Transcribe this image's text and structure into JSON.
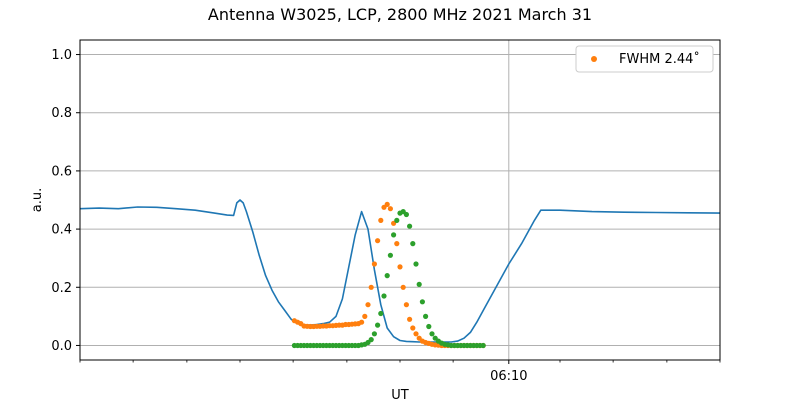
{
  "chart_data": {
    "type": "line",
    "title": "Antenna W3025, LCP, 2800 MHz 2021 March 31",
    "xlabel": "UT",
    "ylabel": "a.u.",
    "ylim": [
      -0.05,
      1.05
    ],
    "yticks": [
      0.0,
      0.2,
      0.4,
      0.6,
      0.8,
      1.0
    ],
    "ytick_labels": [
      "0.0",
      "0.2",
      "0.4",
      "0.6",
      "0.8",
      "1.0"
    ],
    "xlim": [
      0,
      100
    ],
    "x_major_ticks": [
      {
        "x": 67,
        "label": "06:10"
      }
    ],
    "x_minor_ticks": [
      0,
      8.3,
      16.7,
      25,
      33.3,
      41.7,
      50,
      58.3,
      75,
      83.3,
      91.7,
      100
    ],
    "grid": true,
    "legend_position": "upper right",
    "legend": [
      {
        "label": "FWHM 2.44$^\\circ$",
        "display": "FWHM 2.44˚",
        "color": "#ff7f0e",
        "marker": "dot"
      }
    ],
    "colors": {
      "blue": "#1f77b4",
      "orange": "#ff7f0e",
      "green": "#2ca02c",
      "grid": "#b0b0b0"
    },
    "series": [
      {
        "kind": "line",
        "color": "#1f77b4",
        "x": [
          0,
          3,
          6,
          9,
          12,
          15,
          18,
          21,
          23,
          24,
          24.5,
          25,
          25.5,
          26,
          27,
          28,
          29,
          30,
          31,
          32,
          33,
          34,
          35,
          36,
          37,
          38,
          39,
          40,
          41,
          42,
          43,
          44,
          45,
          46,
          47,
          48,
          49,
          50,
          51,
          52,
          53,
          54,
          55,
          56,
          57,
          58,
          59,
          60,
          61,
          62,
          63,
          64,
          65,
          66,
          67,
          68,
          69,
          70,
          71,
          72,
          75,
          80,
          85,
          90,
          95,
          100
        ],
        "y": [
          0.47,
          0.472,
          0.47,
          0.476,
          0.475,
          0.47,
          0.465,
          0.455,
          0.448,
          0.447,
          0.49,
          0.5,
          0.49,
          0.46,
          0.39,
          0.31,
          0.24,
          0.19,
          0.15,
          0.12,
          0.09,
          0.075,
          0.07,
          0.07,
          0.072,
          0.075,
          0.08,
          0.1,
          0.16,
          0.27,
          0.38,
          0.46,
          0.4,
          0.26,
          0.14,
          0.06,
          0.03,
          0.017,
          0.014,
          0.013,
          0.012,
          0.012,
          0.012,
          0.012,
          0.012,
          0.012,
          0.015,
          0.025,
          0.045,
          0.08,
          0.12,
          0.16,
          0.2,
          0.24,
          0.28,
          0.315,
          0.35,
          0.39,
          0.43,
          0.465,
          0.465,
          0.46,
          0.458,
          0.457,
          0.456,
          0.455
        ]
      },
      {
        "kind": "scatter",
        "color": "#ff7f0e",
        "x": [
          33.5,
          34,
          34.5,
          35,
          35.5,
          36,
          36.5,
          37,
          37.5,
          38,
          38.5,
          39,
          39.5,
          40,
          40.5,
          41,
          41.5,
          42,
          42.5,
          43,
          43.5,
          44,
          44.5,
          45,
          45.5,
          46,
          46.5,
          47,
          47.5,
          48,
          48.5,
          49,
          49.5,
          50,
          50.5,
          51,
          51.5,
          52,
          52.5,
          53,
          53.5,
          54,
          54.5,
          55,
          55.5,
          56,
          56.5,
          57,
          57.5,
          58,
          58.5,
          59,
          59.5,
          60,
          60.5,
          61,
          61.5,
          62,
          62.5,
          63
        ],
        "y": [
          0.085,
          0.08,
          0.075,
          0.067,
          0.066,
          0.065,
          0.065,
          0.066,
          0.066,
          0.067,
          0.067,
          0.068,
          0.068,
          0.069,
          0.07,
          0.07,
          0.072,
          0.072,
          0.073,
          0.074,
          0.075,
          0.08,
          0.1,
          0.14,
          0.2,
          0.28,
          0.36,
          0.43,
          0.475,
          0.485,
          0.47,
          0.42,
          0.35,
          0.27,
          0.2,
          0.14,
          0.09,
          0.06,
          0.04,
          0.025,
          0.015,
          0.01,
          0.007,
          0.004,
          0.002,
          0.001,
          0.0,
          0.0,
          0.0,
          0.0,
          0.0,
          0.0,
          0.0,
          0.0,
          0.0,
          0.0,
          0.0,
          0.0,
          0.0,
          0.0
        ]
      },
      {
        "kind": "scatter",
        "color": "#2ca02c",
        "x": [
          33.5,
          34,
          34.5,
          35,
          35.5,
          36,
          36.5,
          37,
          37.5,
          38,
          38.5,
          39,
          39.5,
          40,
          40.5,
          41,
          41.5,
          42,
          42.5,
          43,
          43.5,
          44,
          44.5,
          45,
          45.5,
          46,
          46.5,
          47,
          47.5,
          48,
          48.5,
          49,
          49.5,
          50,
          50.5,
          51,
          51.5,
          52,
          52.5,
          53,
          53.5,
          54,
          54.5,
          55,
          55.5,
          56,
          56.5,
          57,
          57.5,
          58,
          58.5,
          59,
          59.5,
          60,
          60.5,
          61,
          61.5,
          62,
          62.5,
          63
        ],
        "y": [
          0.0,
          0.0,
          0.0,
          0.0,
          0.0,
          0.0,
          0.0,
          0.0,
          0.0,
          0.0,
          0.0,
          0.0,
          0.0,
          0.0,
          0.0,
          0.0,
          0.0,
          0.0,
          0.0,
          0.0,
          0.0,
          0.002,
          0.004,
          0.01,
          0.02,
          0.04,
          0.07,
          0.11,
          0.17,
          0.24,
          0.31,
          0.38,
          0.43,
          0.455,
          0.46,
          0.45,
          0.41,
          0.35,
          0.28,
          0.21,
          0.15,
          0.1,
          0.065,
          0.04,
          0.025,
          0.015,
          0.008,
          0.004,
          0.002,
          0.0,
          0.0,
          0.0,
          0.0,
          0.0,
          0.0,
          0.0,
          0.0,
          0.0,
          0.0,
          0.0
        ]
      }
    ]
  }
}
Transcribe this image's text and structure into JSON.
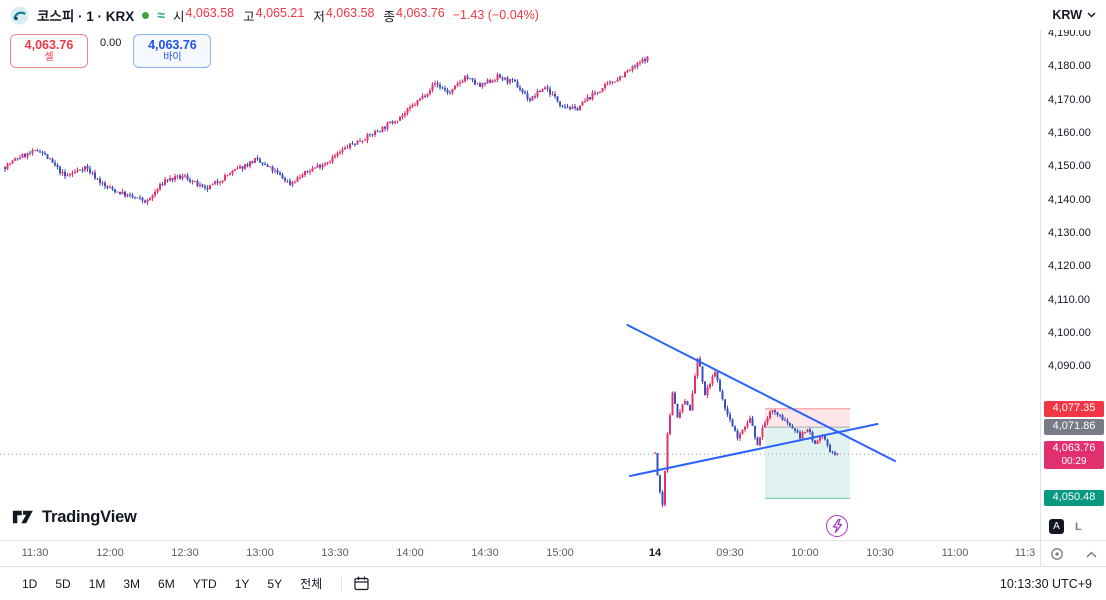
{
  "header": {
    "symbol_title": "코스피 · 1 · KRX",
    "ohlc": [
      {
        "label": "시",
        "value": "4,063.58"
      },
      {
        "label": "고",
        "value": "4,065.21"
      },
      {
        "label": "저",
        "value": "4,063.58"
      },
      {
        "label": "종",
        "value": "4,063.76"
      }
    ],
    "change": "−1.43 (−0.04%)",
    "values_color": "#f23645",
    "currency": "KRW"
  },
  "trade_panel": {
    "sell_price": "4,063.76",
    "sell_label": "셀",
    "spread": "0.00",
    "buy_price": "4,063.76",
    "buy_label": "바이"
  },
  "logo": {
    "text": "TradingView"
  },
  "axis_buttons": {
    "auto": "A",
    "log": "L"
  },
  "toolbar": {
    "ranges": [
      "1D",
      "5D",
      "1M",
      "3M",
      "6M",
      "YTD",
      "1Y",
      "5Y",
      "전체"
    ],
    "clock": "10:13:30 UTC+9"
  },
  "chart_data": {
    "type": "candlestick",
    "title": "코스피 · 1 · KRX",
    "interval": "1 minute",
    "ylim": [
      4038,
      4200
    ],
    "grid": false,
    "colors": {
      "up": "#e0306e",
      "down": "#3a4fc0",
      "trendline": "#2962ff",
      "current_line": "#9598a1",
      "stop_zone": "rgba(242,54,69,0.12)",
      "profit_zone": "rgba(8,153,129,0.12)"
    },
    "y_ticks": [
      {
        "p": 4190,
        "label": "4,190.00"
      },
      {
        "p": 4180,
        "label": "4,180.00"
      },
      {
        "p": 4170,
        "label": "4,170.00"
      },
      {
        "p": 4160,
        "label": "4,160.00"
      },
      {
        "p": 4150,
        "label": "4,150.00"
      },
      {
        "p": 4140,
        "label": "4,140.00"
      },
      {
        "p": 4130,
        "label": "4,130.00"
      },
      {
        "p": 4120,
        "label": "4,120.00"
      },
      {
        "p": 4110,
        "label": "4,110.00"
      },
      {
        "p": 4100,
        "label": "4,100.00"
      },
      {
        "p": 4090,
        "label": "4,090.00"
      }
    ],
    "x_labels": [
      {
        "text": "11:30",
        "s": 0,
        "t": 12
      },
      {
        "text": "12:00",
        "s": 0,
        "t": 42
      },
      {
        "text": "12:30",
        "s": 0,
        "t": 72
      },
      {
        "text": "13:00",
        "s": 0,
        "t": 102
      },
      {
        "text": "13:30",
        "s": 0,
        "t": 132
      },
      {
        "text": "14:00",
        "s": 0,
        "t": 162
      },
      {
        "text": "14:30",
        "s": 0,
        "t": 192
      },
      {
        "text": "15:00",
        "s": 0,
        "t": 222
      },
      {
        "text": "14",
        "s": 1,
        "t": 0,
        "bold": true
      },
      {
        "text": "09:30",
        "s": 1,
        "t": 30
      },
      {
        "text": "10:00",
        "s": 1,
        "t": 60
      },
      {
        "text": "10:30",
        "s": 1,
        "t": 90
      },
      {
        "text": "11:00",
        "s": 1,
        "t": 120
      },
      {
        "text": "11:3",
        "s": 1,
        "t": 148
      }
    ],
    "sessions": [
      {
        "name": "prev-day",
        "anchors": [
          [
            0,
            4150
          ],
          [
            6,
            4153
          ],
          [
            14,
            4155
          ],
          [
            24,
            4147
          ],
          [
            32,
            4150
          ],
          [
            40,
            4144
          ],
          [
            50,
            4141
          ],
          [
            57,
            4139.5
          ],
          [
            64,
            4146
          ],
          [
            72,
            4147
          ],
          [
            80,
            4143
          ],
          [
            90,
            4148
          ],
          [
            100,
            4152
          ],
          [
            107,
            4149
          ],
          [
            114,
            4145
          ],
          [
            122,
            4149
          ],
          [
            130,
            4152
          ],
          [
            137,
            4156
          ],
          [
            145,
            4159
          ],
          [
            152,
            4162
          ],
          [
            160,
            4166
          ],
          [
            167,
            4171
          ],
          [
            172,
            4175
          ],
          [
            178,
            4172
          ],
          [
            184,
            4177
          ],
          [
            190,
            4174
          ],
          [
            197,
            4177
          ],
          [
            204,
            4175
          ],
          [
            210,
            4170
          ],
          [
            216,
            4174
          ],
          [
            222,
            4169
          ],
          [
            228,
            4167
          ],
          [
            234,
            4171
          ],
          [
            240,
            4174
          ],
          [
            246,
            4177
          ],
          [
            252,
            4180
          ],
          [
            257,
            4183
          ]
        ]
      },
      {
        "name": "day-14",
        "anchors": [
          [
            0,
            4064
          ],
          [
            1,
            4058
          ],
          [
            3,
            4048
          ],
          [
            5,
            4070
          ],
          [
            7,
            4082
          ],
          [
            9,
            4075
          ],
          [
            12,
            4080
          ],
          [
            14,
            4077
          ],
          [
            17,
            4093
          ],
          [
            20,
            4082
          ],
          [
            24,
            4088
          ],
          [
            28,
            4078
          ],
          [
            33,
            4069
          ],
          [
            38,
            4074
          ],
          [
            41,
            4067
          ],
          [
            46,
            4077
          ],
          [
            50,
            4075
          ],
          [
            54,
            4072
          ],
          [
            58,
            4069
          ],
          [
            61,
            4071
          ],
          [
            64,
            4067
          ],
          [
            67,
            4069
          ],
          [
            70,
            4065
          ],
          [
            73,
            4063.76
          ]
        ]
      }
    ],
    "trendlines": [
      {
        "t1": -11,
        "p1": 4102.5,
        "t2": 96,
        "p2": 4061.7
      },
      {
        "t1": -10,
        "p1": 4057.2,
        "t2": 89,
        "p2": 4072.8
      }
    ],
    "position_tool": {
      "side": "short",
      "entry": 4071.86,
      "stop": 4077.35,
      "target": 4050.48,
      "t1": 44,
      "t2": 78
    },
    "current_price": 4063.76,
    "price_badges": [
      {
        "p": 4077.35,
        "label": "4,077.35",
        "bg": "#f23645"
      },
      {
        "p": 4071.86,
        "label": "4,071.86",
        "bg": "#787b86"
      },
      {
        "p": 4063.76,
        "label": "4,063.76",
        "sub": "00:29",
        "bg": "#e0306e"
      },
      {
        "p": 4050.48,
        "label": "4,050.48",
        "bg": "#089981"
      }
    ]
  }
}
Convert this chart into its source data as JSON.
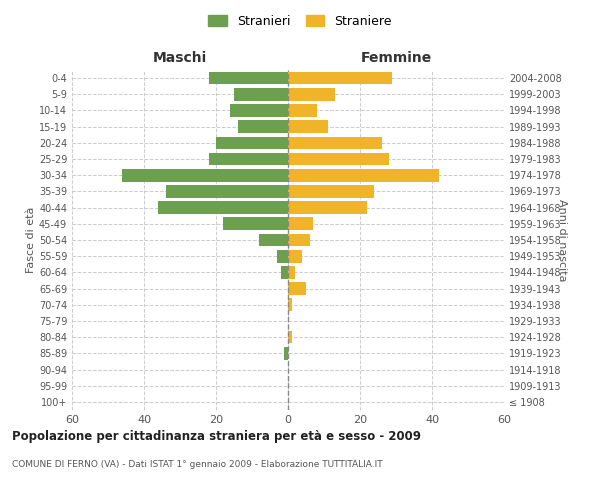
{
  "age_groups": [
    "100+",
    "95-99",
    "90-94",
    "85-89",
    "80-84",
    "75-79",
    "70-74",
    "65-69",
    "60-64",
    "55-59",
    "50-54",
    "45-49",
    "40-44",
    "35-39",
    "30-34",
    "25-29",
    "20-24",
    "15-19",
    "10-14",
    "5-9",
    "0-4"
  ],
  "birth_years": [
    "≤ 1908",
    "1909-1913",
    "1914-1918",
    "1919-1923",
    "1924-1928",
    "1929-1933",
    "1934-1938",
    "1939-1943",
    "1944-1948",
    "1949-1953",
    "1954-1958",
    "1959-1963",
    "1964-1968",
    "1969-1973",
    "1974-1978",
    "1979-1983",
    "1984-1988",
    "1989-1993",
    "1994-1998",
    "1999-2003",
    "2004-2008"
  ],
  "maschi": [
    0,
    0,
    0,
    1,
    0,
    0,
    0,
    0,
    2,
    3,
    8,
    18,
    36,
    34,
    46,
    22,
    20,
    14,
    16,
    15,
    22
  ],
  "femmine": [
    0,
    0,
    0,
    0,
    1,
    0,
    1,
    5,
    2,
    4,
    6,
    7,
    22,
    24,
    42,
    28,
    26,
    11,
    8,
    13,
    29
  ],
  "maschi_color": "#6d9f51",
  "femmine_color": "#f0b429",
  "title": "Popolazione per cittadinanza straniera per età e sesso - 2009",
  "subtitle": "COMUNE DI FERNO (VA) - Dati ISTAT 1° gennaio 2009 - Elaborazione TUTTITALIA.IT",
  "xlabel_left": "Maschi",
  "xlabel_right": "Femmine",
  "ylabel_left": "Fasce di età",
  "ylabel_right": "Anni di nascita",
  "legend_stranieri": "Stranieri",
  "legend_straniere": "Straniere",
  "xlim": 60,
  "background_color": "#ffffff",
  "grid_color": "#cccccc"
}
□ □ □ □
Leave out every picture and write out exactly the lines running from the line containing "Convert this chart" to the end of the listing above.

### [Answer]
Convert this chart into its source data as JSON.
{
  "age_groups": [
    "100+",
    "95-99",
    "90-94",
    "85-89",
    "80-84",
    "75-79",
    "70-74",
    "65-69",
    "60-64",
    "55-59",
    "50-54",
    "45-49",
    "40-44",
    "35-39",
    "30-34",
    "25-29",
    "20-24",
    "15-19",
    "10-14",
    "5-9",
    "0-4"
  ],
  "birth_years": [
    "≤ 1908",
    "1909-1913",
    "1914-1918",
    "1919-1923",
    "1924-1928",
    "1929-1933",
    "1934-1938",
    "1939-1943",
    "1944-1948",
    "1949-1953",
    "1954-1958",
    "1959-1963",
    "1964-1968",
    "1969-1973",
    "1974-1978",
    "1979-1983",
    "1984-1988",
    "1989-1993",
    "1994-1998",
    "1999-2003",
    "2004-2008"
  ],
  "maschi": [
    0,
    0,
    0,
    1,
    0,
    0,
    0,
    0,
    2,
    3,
    8,
    18,
    36,
    34,
    46,
    22,
    20,
    14,
    16,
    15,
    22
  ],
  "femmine": [
    0,
    0,
    0,
    0,
    1,
    0,
    1,
    5,
    2,
    4,
    6,
    7,
    22,
    24,
    42,
    28,
    26,
    11,
    8,
    13,
    29
  ],
  "maschi_color": "#6d9f51",
  "femmine_color": "#f0b429",
  "title": "Popolazione per cittadinanza straniera per età e sesso - 2009",
  "subtitle": "COMUNE DI FERNO (VA) - Dati ISTAT 1° gennaio 2009 - Elaborazione TUTTITALIA.IT",
  "xlabel_left": "Maschi",
  "xlabel_right": "Femmine",
  "ylabel_left": "Fasce di età",
  "ylabel_right": "Anni di nascita",
  "legend_stranieri": "Stranieri",
  "legend_straniere": "Straniere",
  "xlim": 60,
  "background_color": "#ffffff",
  "grid_color": "#cccccc"
}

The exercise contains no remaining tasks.